ROWS —
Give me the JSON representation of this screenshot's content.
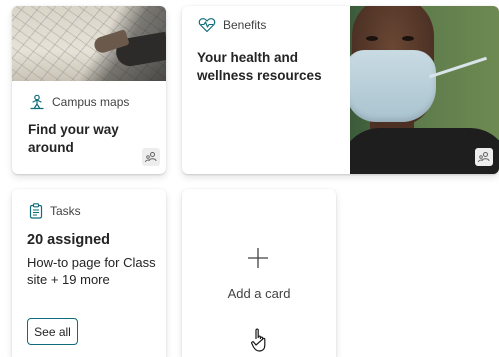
{
  "cards": {
    "campus_maps": {
      "header": "Campus maps",
      "title": "Find your way around",
      "icon": "person-map-icon"
    },
    "benefits": {
      "header": "Benefits",
      "title": "Your health and wellness resources",
      "icon": "heart-pulse-icon"
    },
    "tasks": {
      "header": "Tasks",
      "count": "20 assigned",
      "description": "How-to page for Class site + 19 more",
      "button": "See all",
      "icon": "clipboard-icon"
    },
    "add_card": {
      "label": "Add a card",
      "icon": "plus-icon"
    }
  },
  "colors": {
    "accent": "#0f6c7a",
    "text": "#242424"
  }
}
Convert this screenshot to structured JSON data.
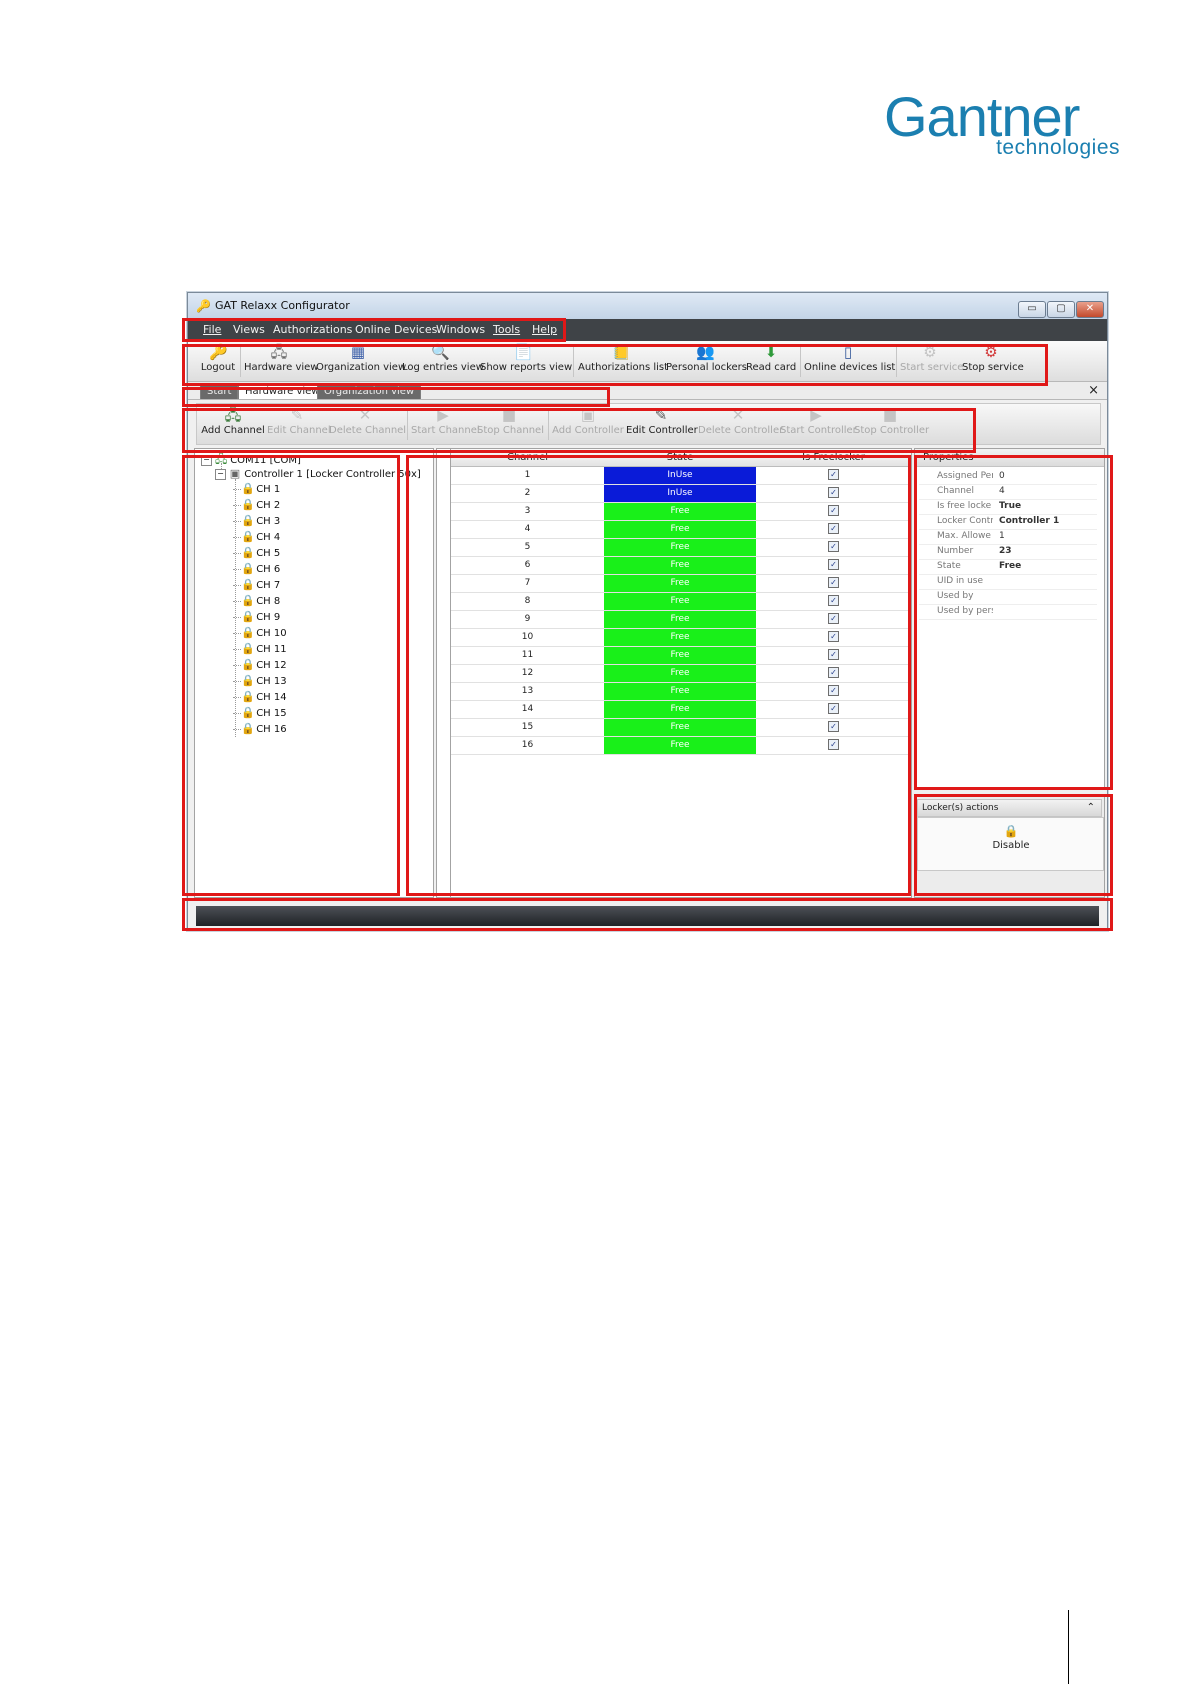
{
  "logo": {
    "brand": "Gantner",
    "sub": "technologies"
  },
  "window": {
    "title": "GAT Relaxx Configurator",
    "controls": {
      "minimize": "▭",
      "maximize": "▢",
      "close": "✕"
    }
  },
  "menu": [
    "File",
    "Views",
    "Authorizations",
    "Online Devices",
    "Windows",
    "Tools",
    "Help"
  ],
  "toolbar": [
    {
      "label": "Logout",
      "icon": "logout-icon",
      "glyph": "🔑",
      "enabled": true
    },
    {
      "label": "Hardware view",
      "icon": "hardware-view-icon",
      "glyph": "🖧",
      "enabled": true
    },
    {
      "label": "Organization view",
      "icon": "organization-view-icon",
      "glyph": "▦",
      "enabled": true
    },
    {
      "label": "Log entries view",
      "icon": "log-entries-icon",
      "glyph": "🔍",
      "enabled": true
    },
    {
      "label": "Show reports view",
      "icon": "reports-icon",
      "glyph": "📄",
      "enabled": true
    },
    {
      "label": "Authorizations list",
      "icon": "authorizations-list-icon",
      "glyph": "📒",
      "enabled": true
    },
    {
      "label": "Personal lockers",
      "icon": "personal-lockers-icon",
      "glyph": "👥",
      "enabled": true
    },
    {
      "label": "Read card",
      "icon": "read-card-icon",
      "glyph": "⬇",
      "enabled": true
    },
    {
      "label": "Online devices list",
      "icon": "online-devices-icon",
      "glyph": "▯",
      "enabled": true
    },
    {
      "label": "Start service",
      "icon": "start-service-icon",
      "glyph": "⚙",
      "enabled": false
    },
    {
      "label": "Stop service",
      "icon": "stop-service-icon",
      "glyph": "⚙",
      "enabled": true
    }
  ],
  "tabs": {
    "start": "Start",
    "hardware": "Hardware view",
    "organization": "Organization view",
    "close": "×"
  },
  "subtoolbar": [
    {
      "label": "Add Channel",
      "icon": "add-channel-icon",
      "glyph": "🖧",
      "enabled": true
    },
    {
      "label": "Edit Channel",
      "icon": "edit-channel-icon",
      "glyph": "✎",
      "enabled": false
    },
    {
      "label": "Delete Channel",
      "icon": "delete-channel-icon",
      "glyph": "✕",
      "enabled": false
    },
    {
      "label": "Start Channel",
      "icon": "start-channel-icon",
      "glyph": "▶",
      "enabled": false
    },
    {
      "label": "Stop Channel",
      "icon": "stop-channel-icon",
      "glyph": "■",
      "enabled": false
    },
    {
      "label": "Add Controller",
      "icon": "add-controller-icon",
      "glyph": "▣",
      "enabled": false
    },
    {
      "label": "Edit Controller",
      "icon": "edit-controller-icon",
      "glyph": "✎",
      "enabled": true
    },
    {
      "label": "Delete Controller",
      "icon": "delete-controller-icon",
      "glyph": "✕",
      "enabled": false
    },
    {
      "label": "Start Controller",
      "icon": "start-controller-icon",
      "glyph": "▶",
      "enabled": false
    },
    {
      "label": "Stop Controller",
      "icon": "stop-controller-icon",
      "glyph": "■",
      "enabled": false
    }
  ],
  "tree": {
    "root": "COM11 [COM]",
    "controller": "Controller 1 [Locker Controller 50x]",
    "channels": [
      "CH 1",
      "CH 2",
      "CH 3",
      "CH 4",
      "CH 5",
      "CH 6",
      "CH 7",
      "CH 8",
      "CH 9",
      "CH 10",
      "CH 11",
      "CH 12",
      "CH 13",
      "CH 14",
      "CH 15",
      "CH 16"
    ]
  },
  "grid": {
    "headers": [
      "Channel",
      "State",
      "Is Freelocker"
    ],
    "rows": [
      {
        "channel": "1",
        "state": "InUse",
        "freelocker": true
      },
      {
        "channel": "2",
        "state": "InUse",
        "freelocker": true
      },
      {
        "channel": "3",
        "state": "Free",
        "freelocker": true
      },
      {
        "channel": "4",
        "state": "Free",
        "freelocker": true
      },
      {
        "channel": "5",
        "state": "Free",
        "freelocker": true
      },
      {
        "channel": "6",
        "state": "Free",
        "freelocker": true
      },
      {
        "channel": "7",
        "state": "Free",
        "freelocker": true
      },
      {
        "channel": "8",
        "state": "Free",
        "freelocker": true
      },
      {
        "channel": "9",
        "state": "Free",
        "freelocker": true
      },
      {
        "channel": "10",
        "state": "Free",
        "freelocker": true
      },
      {
        "channel": "11",
        "state": "Free",
        "freelocker": true
      },
      {
        "channel": "12",
        "state": "Free",
        "freelocker": true
      },
      {
        "channel": "13",
        "state": "Free",
        "freelocker": true
      },
      {
        "channel": "14",
        "state": "Free",
        "freelocker": true
      },
      {
        "channel": "15",
        "state": "Free",
        "freelocker": true
      },
      {
        "channel": "16",
        "state": "Free",
        "freelocker": true
      }
    ]
  },
  "state_colors": {
    "InUse": "#0a1bd8",
    "Free": "#19f019"
  },
  "properties": {
    "title": "Properties",
    "rows": [
      {
        "name": "Assigned Per",
        "value": "0",
        "bold": false
      },
      {
        "name": "Channel",
        "value": "4",
        "bold": false
      },
      {
        "name": "Is free locke",
        "value": "True",
        "bold": true
      },
      {
        "name": "Locker Contr",
        "value": "Controller 1",
        "bold": true
      },
      {
        "name": "Max. Allowe",
        "value": "1",
        "bold": false
      },
      {
        "name": "Number",
        "value": "23",
        "bold": true
      },
      {
        "name": "State",
        "value": "Free",
        "bold": true
      },
      {
        "name": "UID in use",
        "value": "",
        "bold": false
      },
      {
        "name": "Used by",
        "value": "",
        "bold": false
      },
      {
        "name": "Used by pers",
        "value": "",
        "bold": false
      }
    ]
  },
  "actions": {
    "title": "Locker(s) actions",
    "collapse": "⌃",
    "button": "Disable",
    "button_icon": "lock-icon"
  },
  "highlight_color": "#e01818"
}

EXERCISE DESCRIPTION — Above are the records; reproduce them exactly and leave out the pictures.

FINAL RESULT —
Give me the JSON representation of this screenshot's content.
{
  "cards": {
    "campus_maps": {
      "header": "Campus maps",
      "title": "Find your way around",
      "icon": "person-map-icon"
    },
    "benefits": {
      "header": "Benefits",
      "title": "Your health and wellness resources",
      "icon": "heart-pulse-icon"
    },
    "tasks": {
      "header": "Tasks",
      "count": "20 assigned",
      "description": "How-to page for Class site + 19 more",
      "button": "See all",
      "icon": "clipboard-icon"
    },
    "add_card": {
      "label": "Add a card",
      "icon": "plus-icon"
    }
  },
  "colors": {
    "accent": "#0f6c7a",
    "text": "#242424"
  }
}
Convert this screenshot to structured JSON data.
{
  "logo": {
    "brand": "Gantner",
    "sub": "technologies"
  },
  "window": {
    "title": "GAT Relaxx Configurator",
    "controls": {
      "minimize": "▭",
      "maximize": "▢",
      "close": "✕"
    }
  },
  "menu": [
    "File",
    "Views",
    "Authorizations",
    "Online Devices",
    "Windows",
    "Tools",
    "Help"
  ],
  "toolbar": [
    {
      "label": "Logout",
      "icon": "logout-icon",
      "glyph": "🔑",
      "enabled": true
    },
    {
      "label": "Hardware view",
      "icon": "hardware-view-icon",
      "glyph": "🖧",
      "enabled": true
    },
    {
      "label": "Organization view",
      "icon": "organization-view-icon",
      "glyph": "▦",
      "enabled": true
    },
    {
      "label": "Log entries view",
      "icon": "log-entries-icon",
      "glyph": "🔍",
      "enabled": true
    },
    {
      "label": "Show reports view",
      "icon": "reports-icon",
      "glyph": "📄",
      "enabled": true
    },
    {
      "label": "Authorizations list",
      "icon": "authorizations-list-icon",
      "glyph": "📒",
      "enabled": true
    },
    {
      "label": "Personal lockers",
      "icon": "personal-lockers-icon",
      "glyph": "👥",
      "enabled": true
    },
    {
      "label": "Read card",
      "icon": "read-card-icon",
      "glyph": "⬇",
      "enabled": true
    },
    {
      "label": "Online devices list",
      "icon": "online-devices-icon",
      "glyph": "▯",
      "enabled": true
    },
    {
      "label": "Start service",
      "icon": "start-service-icon",
      "glyph": "⚙",
      "enabled": false
    },
    {
      "label": "Stop service",
      "icon": "stop-service-icon",
      "glyph": "⚙",
      "enabled": true
    }
  ],
  "tabs": {
    "start": "Start",
    "hardware": "Hardware view",
    "organization": "Organization view",
    "close": "×"
  },
  "subtoolbar": [
    {
      "label": "Add Channel",
      "icon": "add-channel-icon",
      "glyph": "🖧",
      "enabled": true
    },
    {
      "label": "Edit Channel",
      "icon": "edit-channel-icon",
      "glyph": "✎",
      "enabled": false
    },
    {
      "label": "Delete Channel",
      "icon": "delete-channel-icon",
      "glyph": "✕",
      "enabled": false
    },
    {
      "label": "Start Channel",
      "icon": "start-channel-icon",
      "glyph": "▶",
      "enabled": false
    },
    {
      "label": "Stop Channel",
      "icon": "stop-channel-icon",
      "glyph": "■",
      "enabled": false
    },
    {
      "label": "Add Controller",
      "icon": "add-controller-icon",
      "glyph": "▣",
      "enabled": false
    },
    {
      "label": "Edit Controller",
      "icon": "edit-controller-icon",
      "glyph": "✎",
      "enabled": true
    },
    {
      "label": "Delete Controller",
      "icon": "delete-controller-icon",
      "glyph": "✕",
      "enabled": false
    },
    {
      "label": "Start Controller",
      "icon": "start-controller-icon",
      "glyph": "▶",
      "enabled": false
    },
    {
      "label": "Stop Controller",
      "icon": "stop-controller-icon",
      "glyph": "■",
      "enabled": false
    }
  ],
  "tree": {
    "root": "COM11 [COM]",
    "controller": "Controller 1 [Locker Controller 50x]",
    "channels": [
      "CH 1",
      "CH 2",
      "CH 3",
      "CH 4",
      "CH 5",
      "CH 6",
      "CH 7",
      "CH 8",
      "CH 9",
      "CH 10",
      "CH 11",
      "CH 12",
      "CH 13",
      "CH 14",
      "CH 15",
      "CH 16"
    ]
  },
  "grid": {
    "headers": [
      "Channel",
      "State",
      "Is Freelocker"
    ],
    "rows": [
      {
        "channel": "1",
        "state": "InUse",
        "freelocker": true
      },
      {
        "channel": "2",
        "state": "InUse",
        "freelocker": true
      },
      {
        "channel": "3",
        "state": "Free",
        "freelocker": true
      },
      {
        "channel": "4",
        "state": "Free",
        "freelocker": true
      },
      {
        "channel": "5",
        "state": "Free",
        "freelocker": true
      },
      {
        "channel": "6",
        "state": "Free",
        "freelocker": true
      },
      {
        "channel": "7",
        "state": "Free",
        "freelocker": true
      },
      {
        "channel": "8",
        "state": "Free",
        "freelocker": true
      },
      {
        "channel": "9",
        "state": "Free",
        "freelocker": true
      },
      {
        "channel": "10",
        "state": "Free",
        "freelocker": true
      },
      {
        "channel": "11",
        "state": "Free",
        "freelocker": true
      },
      {
        "channel": "12",
        "state": "Free",
        "freelocker": true
      },
      {
        "channel": "13",
        "state": "Free",
        "freelocker": true
      },
      {
        "channel": "14",
        "state": "Free",
        "freelocker": true
      },
      {
        "channel": "15",
        "state": "Free",
        "freelocker": true
      },
      {
        "channel": "16",
        "state": "Free",
        "freelocker": true
      }
    ]
  },
  "state_colors": {
    "InUse": "#0a1bd8",
    "Free": "#19f019"
  },
  "properties": {
    "title": "Properties",
    "rows": [
      {
        "name": "Assigned Per",
        "value": "0",
        "bold": false
      },
      {
        "name": "Channel",
        "value": "4",
        "bold": false
      },
      {
        "name": "Is free locke",
        "value": "True",
        "bold": true
      },
      {
        "name": "Locker Contr",
        "value": "Controller 1",
        "bold": true
      },
      {
        "name": "Max. Allowe",
        "value": "1",
        "bold": false
      },
      {
        "name": "Number",
        "value": "23",
        "bold": true
      },
      {
        "name": "State",
        "value": "Free",
        "bold": true
      },
      {
        "name": "UID in use",
        "value": "",
        "bold": false
      },
      {
        "name": "Used by",
        "value": "",
        "bold": false
      },
      {
        "name": "Used by pers",
        "value": "",
        "bold": false
      }
    ]
  },
  "actions": {
    "title": "Locker(s) actions",
    "collapse": "⌃",
    "button": "Disable",
    "button_icon": "lock-icon"
  },
  "highlight_color": "#e01818"
}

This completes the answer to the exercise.